-- begin --

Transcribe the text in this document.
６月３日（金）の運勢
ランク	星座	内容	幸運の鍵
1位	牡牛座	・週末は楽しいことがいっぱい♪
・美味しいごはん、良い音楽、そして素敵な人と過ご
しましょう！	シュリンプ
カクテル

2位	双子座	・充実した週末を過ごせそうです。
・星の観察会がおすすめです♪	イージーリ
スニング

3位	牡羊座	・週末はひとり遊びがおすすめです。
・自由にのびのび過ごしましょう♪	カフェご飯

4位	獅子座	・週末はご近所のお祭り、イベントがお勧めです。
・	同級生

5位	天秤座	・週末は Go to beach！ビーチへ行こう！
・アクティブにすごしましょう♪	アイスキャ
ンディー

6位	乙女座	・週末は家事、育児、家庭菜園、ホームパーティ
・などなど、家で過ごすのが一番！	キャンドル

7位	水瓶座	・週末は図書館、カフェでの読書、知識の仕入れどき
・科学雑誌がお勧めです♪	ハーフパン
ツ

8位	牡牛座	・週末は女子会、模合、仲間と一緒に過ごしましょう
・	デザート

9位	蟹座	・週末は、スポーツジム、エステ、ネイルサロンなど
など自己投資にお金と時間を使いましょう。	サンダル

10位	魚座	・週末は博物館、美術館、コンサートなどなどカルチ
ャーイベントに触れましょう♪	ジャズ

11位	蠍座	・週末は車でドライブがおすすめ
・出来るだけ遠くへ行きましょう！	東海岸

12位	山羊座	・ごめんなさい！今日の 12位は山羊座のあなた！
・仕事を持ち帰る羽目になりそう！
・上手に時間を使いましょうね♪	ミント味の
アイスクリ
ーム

-- end --

Set exercise →
Extract all of the data above and output it character for character.

Task response →
Transcribe the text in this document.
６月３日（金）の運勢
ランク	星座	内容	幸運の鍵
1位	牡牛座	・週末は楽しいことがいっぱい♪
・美味しいごはん、良い音楽、そして素敵な人と過ご
しましょう！	シュリンプ
カクテル

2位	双子座	・充実した週末を過ごせそうです。
・星の観察会がおすすめです♪	イージーリ
スニング

3位	牡羊座	・週末はひとり遊びがおすすめです。
・自由にのびのび過ごしましょう♪	カフェご飯

4位	獅子座	・週末はご近所のお祭り、イベントがお勧めです。
・	同級生

5位	天秤座	・週末は Go to beach！ビーチへ行こう！
・アクティブにすごしましょう♪	アイスキャ
ンディー

6位	乙女座	・週末は家事、育児、家庭菜園、ホームパーティ
・などなど、家で過ごすのが一番！	キャンドル

7位	水瓶座	・週末は図書館、カフェでの読書、知識の仕入れどき
・科学雑誌がお勧めです♪	ハーフパン
ツ

8位	牡牛座	・週末は女子会、模合、仲間と一緒に過ごしましょう
・	デザート

9位	蟹座	・週末は、スポーツジム、エステ、ネイルサロンなど
など自己投資にお金と時間を使いましょう。	サンダル

10位	魚座	・週末は博物館、美術館、コンサートなどなどカルチ
ャーイベントに触れましょう♪	ジャズ

11位	蠍座	・週末は車でドライブがおすすめ
・出来るだけ遠くへ行きましょう！	東海岸

12位	山羊座	・ごめんなさい！今日の 12位は山羊座のあなた！
・仕事を持ち帰る羽目になりそう！
・上手に時間を使いましょうね♪	ミント味の
アイスクリ
ーム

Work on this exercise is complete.